» What the task requires: Set down every record once more, exactly as given.

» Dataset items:

_ _ _ _ _

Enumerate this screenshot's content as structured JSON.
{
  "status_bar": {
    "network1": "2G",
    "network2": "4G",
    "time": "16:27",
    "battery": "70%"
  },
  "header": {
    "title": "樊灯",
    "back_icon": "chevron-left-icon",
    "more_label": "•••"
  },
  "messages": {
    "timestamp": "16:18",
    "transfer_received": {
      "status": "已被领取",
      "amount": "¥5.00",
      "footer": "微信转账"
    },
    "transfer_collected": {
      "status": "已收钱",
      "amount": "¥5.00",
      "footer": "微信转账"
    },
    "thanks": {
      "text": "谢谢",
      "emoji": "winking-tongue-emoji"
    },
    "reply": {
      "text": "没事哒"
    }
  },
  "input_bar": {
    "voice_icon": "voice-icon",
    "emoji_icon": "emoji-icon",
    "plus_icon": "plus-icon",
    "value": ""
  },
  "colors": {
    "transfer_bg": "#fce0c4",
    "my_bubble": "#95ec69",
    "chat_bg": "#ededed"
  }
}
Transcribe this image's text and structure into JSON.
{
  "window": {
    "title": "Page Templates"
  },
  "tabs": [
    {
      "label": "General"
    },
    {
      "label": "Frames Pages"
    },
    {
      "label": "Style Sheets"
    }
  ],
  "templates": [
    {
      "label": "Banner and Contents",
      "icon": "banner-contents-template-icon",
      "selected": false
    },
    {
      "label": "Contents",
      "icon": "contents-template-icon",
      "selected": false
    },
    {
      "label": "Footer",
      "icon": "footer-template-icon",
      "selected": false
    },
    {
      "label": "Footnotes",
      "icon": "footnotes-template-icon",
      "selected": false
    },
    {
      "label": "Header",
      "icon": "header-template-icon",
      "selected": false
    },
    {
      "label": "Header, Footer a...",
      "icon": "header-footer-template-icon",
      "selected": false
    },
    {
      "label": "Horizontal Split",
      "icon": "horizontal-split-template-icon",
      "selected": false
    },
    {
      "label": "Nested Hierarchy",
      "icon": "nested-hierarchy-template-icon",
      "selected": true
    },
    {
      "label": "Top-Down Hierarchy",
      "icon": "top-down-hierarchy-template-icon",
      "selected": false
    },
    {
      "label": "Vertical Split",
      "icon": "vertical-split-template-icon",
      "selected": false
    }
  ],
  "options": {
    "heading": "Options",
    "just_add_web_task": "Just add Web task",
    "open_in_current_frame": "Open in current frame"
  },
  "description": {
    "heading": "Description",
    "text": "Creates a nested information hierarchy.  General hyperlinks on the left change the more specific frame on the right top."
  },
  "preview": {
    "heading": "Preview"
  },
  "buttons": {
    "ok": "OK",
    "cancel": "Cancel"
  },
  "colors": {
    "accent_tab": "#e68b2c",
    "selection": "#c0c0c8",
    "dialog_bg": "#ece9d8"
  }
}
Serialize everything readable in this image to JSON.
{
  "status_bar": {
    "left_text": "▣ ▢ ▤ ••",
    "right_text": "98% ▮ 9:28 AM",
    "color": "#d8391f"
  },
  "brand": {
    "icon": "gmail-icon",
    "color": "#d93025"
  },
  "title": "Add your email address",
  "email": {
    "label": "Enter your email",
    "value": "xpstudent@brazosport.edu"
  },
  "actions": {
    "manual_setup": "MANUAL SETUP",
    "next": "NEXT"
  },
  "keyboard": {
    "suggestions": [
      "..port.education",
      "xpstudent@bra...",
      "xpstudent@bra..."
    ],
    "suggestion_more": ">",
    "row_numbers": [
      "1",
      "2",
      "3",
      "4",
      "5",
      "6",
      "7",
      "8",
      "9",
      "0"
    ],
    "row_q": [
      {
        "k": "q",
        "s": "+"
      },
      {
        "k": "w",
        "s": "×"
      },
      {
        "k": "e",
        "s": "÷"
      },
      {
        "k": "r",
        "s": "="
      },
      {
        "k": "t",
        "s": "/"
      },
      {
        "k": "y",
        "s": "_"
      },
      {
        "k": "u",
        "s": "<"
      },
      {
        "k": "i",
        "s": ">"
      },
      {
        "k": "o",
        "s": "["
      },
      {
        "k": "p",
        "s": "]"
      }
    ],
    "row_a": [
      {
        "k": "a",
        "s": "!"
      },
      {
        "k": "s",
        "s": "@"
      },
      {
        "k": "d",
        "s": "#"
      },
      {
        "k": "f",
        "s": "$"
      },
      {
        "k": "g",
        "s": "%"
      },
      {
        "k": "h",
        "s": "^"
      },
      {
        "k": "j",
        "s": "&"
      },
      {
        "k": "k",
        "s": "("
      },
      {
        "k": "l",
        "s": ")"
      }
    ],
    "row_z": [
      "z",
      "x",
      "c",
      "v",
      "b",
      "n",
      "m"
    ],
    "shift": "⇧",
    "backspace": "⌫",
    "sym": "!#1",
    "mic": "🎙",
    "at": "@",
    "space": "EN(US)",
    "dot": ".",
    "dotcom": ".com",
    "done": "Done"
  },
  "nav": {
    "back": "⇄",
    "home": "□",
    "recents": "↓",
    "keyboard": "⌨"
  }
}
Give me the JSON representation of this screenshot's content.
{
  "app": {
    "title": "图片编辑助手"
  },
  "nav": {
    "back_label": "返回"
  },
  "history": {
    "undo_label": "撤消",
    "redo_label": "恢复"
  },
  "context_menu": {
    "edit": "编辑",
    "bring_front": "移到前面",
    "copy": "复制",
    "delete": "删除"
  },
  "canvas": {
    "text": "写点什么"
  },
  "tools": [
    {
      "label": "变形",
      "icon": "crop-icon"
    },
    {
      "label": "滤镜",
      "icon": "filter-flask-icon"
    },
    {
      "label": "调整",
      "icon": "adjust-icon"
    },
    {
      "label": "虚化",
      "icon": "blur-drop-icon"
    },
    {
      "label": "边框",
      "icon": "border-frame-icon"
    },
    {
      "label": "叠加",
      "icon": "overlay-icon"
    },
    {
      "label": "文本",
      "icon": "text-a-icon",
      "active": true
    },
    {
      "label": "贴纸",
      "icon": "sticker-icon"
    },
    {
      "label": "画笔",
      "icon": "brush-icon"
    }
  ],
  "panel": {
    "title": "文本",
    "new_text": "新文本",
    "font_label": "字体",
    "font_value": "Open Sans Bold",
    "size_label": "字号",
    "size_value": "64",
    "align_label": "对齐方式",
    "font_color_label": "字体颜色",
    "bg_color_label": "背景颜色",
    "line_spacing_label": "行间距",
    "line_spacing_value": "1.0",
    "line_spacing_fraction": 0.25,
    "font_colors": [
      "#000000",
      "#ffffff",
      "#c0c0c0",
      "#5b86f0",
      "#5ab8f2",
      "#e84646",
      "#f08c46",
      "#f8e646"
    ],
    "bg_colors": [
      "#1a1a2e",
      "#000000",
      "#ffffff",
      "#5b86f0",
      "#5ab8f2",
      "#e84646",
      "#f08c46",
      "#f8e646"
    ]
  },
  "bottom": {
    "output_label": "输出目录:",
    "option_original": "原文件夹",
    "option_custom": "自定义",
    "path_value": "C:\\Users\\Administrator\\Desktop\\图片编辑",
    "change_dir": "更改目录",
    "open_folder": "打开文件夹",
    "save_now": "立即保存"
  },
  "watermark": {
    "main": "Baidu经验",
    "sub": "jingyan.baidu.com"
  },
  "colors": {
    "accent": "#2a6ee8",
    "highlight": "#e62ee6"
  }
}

_ _ _ _ _

» Answer in full:
Enumerate this screenshot's content as structured JSON.
{
  "status_bar": {
    "network1": "2G",
    "network2": "4G",
    "time": "16:27",
    "battery": "70%"
  },
  "header": {
    "title": "樊灯",
    "back_icon": "chevron-left-icon",
    "more_label": "•••"
  },
  "messages": {
    "timestamp": "16:18",
    "transfer_received": {
      "status": "已被领取",
      "amount": "¥5.00",
      "footer": "微信转账"
    },
    "transfer_collected": {
      "status": "已收钱",
      "amount": "¥5.00",
      "footer": "微信转账"
    },
    "thanks": {
      "text": "谢谢",
      "emoji": "winking-tongue-emoji"
    },
    "reply": {
      "text": "没事哒"
    }
  },
  "input_bar": {
    "voice_icon": "voice-icon",
    "emoji_icon": "emoji-icon",
    "plus_icon": "plus-icon",
    "value": ""
  },
  "colors": {
    "transfer_bg": "#fce0c4",
    "my_bubble": "#95ec69",
    "chat_bg": "#ededed"
  }
}
Transcribe this image's text and structure into JSON.
{
  "window": {
    "title": "Page Templates"
  },
  "tabs": [
    {
      "label": "General"
    },
    {
      "label": "Frames Pages"
    },
    {
      "label": "Style Sheets"
    }
  ],
  "templates": [
    {
      "label": "Banner and Contents",
      "icon": "banner-contents-template-icon",
      "selected": false
    },
    {
      "label": "Contents",
      "icon": "contents-template-icon",
      "selected": false
    },
    {
      "label": "Footer",
      "icon": "footer-template-icon",
      "selected": false
    },
    {
      "label": "Footnotes",
      "icon": "footnotes-template-icon",
      "selected": false
    },
    {
      "label": "Header",
      "icon": "header-template-icon",
      "selected": false
    },
    {
      "label": "Header, Footer a...",
      "icon": "header-footer-template-icon",
      "selected": false
    },
    {
      "label": "Horizontal Split",
      "icon": "horizontal-split-template-icon",
      "selected": false
    },
    {
      "label": "Nested Hierarchy",
      "icon": "nested-hierarchy-template-icon",
      "selected": true
    },
    {
      "label": "Top-Down Hierarchy",
      "icon": "top-down-hierarchy-template-icon",
      "selected": false
    },
    {
      "label": "Vertical Split",
      "icon": "vertical-split-template-icon",
      "selected": false
    }
  ],
  "options": {
    "heading": "Options",
    "just_add_web_task": "Just add Web task",
    "open_in_current_frame": "Open in current frame"
  },
  "description": {
    "heading": "Description",
    "text": "Creates a nested information hierarchy.  General hyperlinks on the left change the more specific frame on the right top."
  },
  "preview": {
    "heading": "Preview"
  },
  "buttons": {
    "ok": "OK",
    "cancel": "Cancel"
  },
  "colors": {
    "accent_tab": "#e68b2c",
    "selection": "#c0c0c8",
    "dialog_bg": "#ece9d8"
  }
}
Serialize everything readable in this image to JSON.
{
  "status_bar": {
    "left_text": "▣ ▢ ▤ ••",
    "right_text": "98% ▮ 9:28 AM",
    "color": "#d8391f"
  },
  "brand": {
    "icon": "gmail-icon",
    "color": "#d93025"
  },
  "title": "Add your email address",
  "email": {
    "label": "Enter your email",
    "value": "xpstudent@brazosport.edu"
  },
  "actions": {
    "manual_setup": "MANUAL SETUP",
    "next": "NEXT"
  },
  "keyboard": {
    "suggestions": [
      "..port.education",
      "xpstudent@bra...",
      "xpstudent@bra..."
    ],
    "suggestion_more": ">",
    "row_numbers": [
      "1",
      "2",
      "3",
      "4",
      "5",
      "6",
      "7",
      "8",
      "9",
      "0"
    ],
    "row_q": [
      {
        "k": "q",
        "s": "+"
      },
      {
        "k": "w",
        "s": "×"
      },
      {
        "k": "e",
        "s": "÷"
      },
      {
        "k": "r",
        "s": "="
      },
      {
        "k": "t",
        "s": "/"
      },
      {
        "k": "y",
        "s": "_"
      },
      {
        "k": "u",
        "s": "<"
      },
      {
        "k": "i",
        "s": ">"
      },
      {
        "k": "o",
        "s": "["
      },
      {
        "k": "p",
        "s": "]"
      }
    ],
    "row_a": [
      {
        "k": "a",
        "s": "!"
      },
      {
        "k": "s",
        "s": "@"
      },
      {
        "k": "d",
        "s": "#"
      },
      {
        "k": "f",
        "s": "$"
      },
      {
        "k": "g",
        "s": "%"
      },
      {
        "k": "h",
        "s": "^"
      },
      {
        "k": "j",
        "s": "&"
      },
      {
        "k": "k",
        "s": "("
      },
      {
        "k": "l",
        "s": ")"
      }
    ],
    "row_z": [
      "z",
      "x",
      "c",
      "v",
      "b",
      "n",
      "m"
    ],
    "shift": "⇧",
    "backspace": "⌫",
    "sym": "!#1",
    "mic": "🎙",
    "at": "@",
    "space": "EN(US)",
    "dot": ".",
    "dotcom": ".com",
    "done": "Done"
  },
  "nav": {
    "back": "⇄",
    "home": "□",
    "recents": "↓",
    "keyboard": "⌨"
  }
}
Give me the JSON representation of this screenshot's content.
{
  "app": {
    "title": "图片编辑助手"
  },
  "nav": {
    "back_label": "返回"
  },
  "history": {
    "undo_label": "撤消",
    "redo_label": "恢复"
  },
  "context_menu": {
    "edit": "编辑",
    "bring_front": "移到前面",
    "copy": "复制",
    "delete": "删除"
  },
  "canvas": {
    "text": "写点什么"
  },
  "tools": [
    {
      "label": "变形",
      "icon": "crop-icon"
    },
    {
      "label": "滤镜",
      "icon": "filter-flask-icon"
    },
    {
      "label": "调整",
      "icon": "adjust-icon"
    },
    {
      "label": "虚化",
      "icon": "blur-drop-icon"
    },
    {
      "label": "边框",
      "icon": "border-frame-icon"
    },
    {
      "label": "叠加",
      "icon": "overlay-icon"
    },
    {
      "label": "文本",
      "icon": "text-a-icon",
      "active": true
    },
    {
      "label": "贴纸",
      "icon": "sticker-icon"
    },
    {
      "label": "画笔",
      "icon": "brush-icon"
    }
  ],
  "panel": {
    "title": "文本",
    "new_text": "新文本",
    "font_label": "字体",
    "font_value": "Open Sans Bold",
    "size_label": "字号",
    "size_value": "64",
    "align_label": "对齐方式",
    "font_color_label": "字体颜色",
    "bg_color_label": "背景颜色",
    "line_spacing_label": "行间距",
    "line_spacing_value": "1.0",
    "line_spacing_fraction": 0.25,
    "font_colors": [
      "#000000",
      "#ffffff",
      "#c0c0c0",
      "#5b86f0",
      "#5ab8f2",
      "#e84646",
      "#f08c46",
      "#f8e646"
    ],
    "bg_colors": [
      "#1a1a2e",
      "#000000",
      "#ffffff",
      "#5b86f0",
      "#5ab8f2",
      "#e84646",
      "#f08c46",
      "#f8e646"
    ]
  },
  "bottom": {
    "output_label": "输出目录:",
    "option_original": "原文件夹",
    "option_custom": "自定义",
    "path_value": "C:\\Users\\Administrator\\Desktop\\图片编辑",
    "change_dir": "更改目录",
    "open_folder": "打开文件夹",
    "save_now": "立即保存"
  },
  "watermark": {
    "main": "Baidu经验",
    "sub": "jingyan.baidu.com"
  },
  "colors": {
    "accent": "#2a6ee8",
    "highlight": "#e62ee6"
  }
}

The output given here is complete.